begin

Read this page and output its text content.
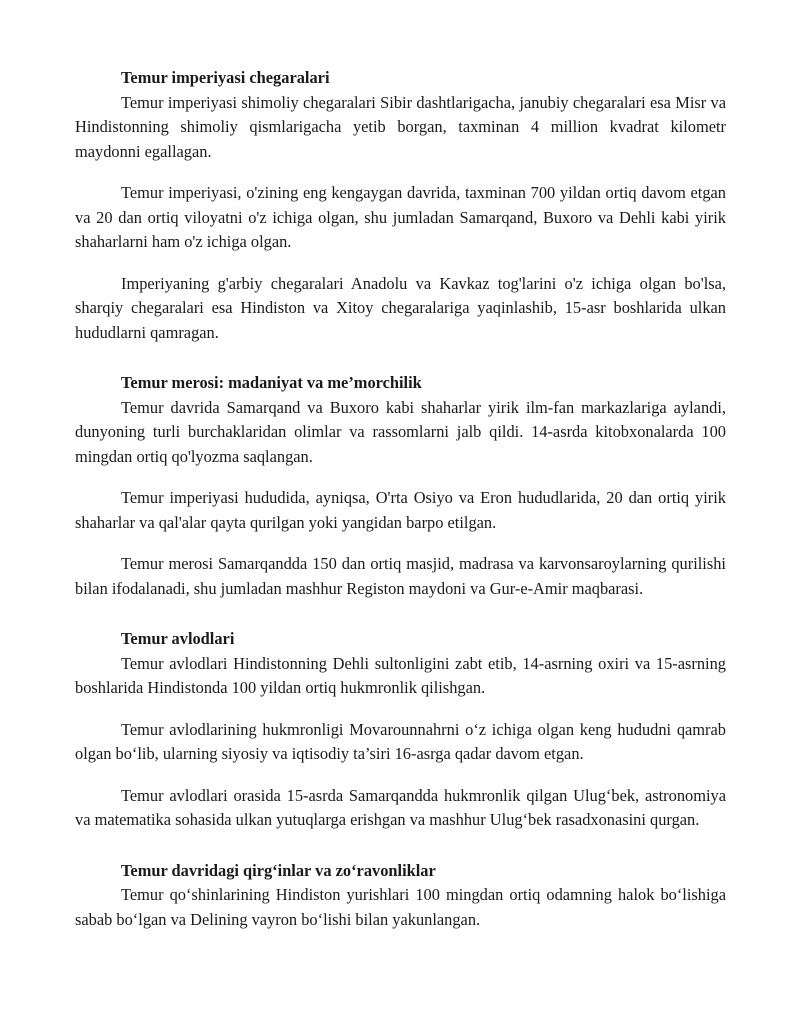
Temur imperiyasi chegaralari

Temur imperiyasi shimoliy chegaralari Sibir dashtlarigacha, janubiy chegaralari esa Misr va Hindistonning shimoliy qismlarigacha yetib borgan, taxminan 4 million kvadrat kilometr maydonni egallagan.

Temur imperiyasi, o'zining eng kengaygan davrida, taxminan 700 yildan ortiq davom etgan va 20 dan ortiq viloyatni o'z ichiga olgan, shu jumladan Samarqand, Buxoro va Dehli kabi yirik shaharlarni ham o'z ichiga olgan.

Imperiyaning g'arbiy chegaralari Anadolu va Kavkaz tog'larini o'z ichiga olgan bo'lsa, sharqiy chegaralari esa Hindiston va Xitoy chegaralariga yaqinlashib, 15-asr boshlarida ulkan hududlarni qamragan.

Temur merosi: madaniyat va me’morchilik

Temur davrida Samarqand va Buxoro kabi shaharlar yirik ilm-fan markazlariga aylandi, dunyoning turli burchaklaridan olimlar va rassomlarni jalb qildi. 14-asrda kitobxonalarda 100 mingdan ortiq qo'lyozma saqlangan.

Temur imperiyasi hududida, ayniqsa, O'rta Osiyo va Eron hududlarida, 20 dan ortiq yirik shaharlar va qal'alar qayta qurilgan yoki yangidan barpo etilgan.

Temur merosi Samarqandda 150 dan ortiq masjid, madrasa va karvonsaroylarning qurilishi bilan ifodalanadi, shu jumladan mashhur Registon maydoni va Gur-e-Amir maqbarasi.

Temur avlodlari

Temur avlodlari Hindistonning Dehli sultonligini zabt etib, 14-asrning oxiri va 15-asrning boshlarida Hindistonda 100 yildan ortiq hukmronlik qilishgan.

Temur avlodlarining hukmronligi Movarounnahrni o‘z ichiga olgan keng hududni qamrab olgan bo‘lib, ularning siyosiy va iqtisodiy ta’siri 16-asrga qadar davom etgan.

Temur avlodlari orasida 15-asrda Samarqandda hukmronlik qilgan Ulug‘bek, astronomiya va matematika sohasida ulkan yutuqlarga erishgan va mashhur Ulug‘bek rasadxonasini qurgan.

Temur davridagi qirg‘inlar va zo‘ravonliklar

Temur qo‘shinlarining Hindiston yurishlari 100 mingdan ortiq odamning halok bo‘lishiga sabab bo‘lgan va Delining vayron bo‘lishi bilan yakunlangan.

end

◆ **Exercise prompt**: Write out every record above exactly as it stands, but leave out the pictures.

◆ **The output**:
Read this page and output its text content.
Temur imperiyasi chegaralari

Temur imperiyasi shimoliy chegaralari Sibir dashtlarigacha, janubiy chegaralari esa Misr va Hindistonning shimoliy qismlarigacha yetib borgan, taxminan 4 million kvadrat kilometr maydonni egallagan.

Temur imperiyasi, o'zining eng kengaygan davrida, taxminan 700 yildan ortiq davom etgan va 20 dan ortiq viloyatni o'z ichiga olgan, shu jumladan Samarqand, Buxoro va Dehli kabi yirik shaharlarni ham o'z ichiga olgan.

Imperiyaning g'arbiy chegaralari Anadolu va Kavkaz tog'larini o'z ichiga olgan bo'lsa, sharqiy chegaralari esa Hindiston va Xitoy chegaralariga yaqinlashib, 15-asr boshlarida ulkan hududlarni qamragan.

Temur merosi: madaniyat va me’morchilik

Temur davrida Samarqand va Buxoro kabi shaharlar yirik ilm-fan markazlariga aylandi, dunyoning turli burchaklaridan olimlar va rassomlarni jalb qildi. 14-asrda kitobxonalarda 100 mingdan ortiq qo'lyozma saqlangan.

Temur imperiyasi hududida, ayniqsa, O'rta Osiyo va Eron hududlarida, 20 dan ortiq yirik shaharlar va qal'alar qayta qurilgan yoki yangidan barpo etilgan.

Temur merosi Samarqandda 150 dan ortiq masjid, madrasa va karvonsaroylarning qurilishi bilan ifodalanadi, shu jumladan mashhur Registon maydoni va Gur-e-Amir maqbarasi.

Temur avlodlari

Temur avlodlari Hindistonning Dehli sultonligini zabt etib, 14-asrning oxiri va 15-asrning boshlarida Hindistonda 100 yildan ortiq hukmronlik qilishgan.

Temur avlodlarining hukmronligi Movarounnahrni o‘z ichiga olgan keng hududni qamrab olgan bo‘lib, ularning siyosiy va iqtisodiy ta’siri 16-asrga qadar davom etgan.

Temur avlodlari orasida 15-asrda Samarqandda hukmronlik qilgan Ulug‘bek, astronomiya va matematika sohasida ulkan yutuqlarga erishgan va mashhur Ulug‘bek rasadxonasini qurgan.

Temur davridagi qirg‘inlar va zo‘ravonliklar

Temur qo‘shinlarining Hindiston yurishlari 100 mingdan ortiq odamning halok bo‘lishiga sabab bo‘lgan va Delining vayron bo‘lishi bilan yakunlangan.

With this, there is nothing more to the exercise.